## start Entries provided

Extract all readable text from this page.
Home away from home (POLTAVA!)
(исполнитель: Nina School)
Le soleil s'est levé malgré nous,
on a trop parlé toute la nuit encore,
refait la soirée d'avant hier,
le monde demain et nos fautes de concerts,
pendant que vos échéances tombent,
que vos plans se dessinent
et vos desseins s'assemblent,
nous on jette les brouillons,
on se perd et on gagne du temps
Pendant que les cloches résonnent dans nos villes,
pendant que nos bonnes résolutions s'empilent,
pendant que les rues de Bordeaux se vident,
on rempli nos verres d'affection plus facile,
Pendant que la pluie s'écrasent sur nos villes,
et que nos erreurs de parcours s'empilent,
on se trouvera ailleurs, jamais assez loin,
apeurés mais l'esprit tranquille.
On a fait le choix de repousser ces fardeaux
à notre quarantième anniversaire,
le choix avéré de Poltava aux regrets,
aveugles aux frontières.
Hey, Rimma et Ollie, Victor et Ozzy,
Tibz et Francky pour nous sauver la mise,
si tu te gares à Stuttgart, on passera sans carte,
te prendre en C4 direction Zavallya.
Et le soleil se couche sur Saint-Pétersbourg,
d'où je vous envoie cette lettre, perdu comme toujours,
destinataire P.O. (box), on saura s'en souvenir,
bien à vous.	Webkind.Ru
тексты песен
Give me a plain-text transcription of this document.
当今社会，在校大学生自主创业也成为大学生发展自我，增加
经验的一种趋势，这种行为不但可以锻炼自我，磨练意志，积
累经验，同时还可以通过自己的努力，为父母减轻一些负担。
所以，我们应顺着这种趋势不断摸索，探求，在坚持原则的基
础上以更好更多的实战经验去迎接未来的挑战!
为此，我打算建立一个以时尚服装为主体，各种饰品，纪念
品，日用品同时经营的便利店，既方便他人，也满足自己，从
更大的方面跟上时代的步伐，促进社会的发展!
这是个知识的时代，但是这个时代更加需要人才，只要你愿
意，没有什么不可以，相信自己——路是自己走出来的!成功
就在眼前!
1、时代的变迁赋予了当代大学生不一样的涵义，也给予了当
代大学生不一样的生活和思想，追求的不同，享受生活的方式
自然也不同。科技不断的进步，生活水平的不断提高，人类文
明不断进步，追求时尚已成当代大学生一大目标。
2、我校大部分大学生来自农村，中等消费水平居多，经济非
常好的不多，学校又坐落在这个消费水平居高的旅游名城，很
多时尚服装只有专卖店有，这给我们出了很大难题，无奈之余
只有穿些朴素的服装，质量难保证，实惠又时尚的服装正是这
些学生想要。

## end Entries provided

Job: Pull out each line of the entries that contains "from".

Answer to the task:
Extract all readable text from this page.
Home away from home (POLTAVA!)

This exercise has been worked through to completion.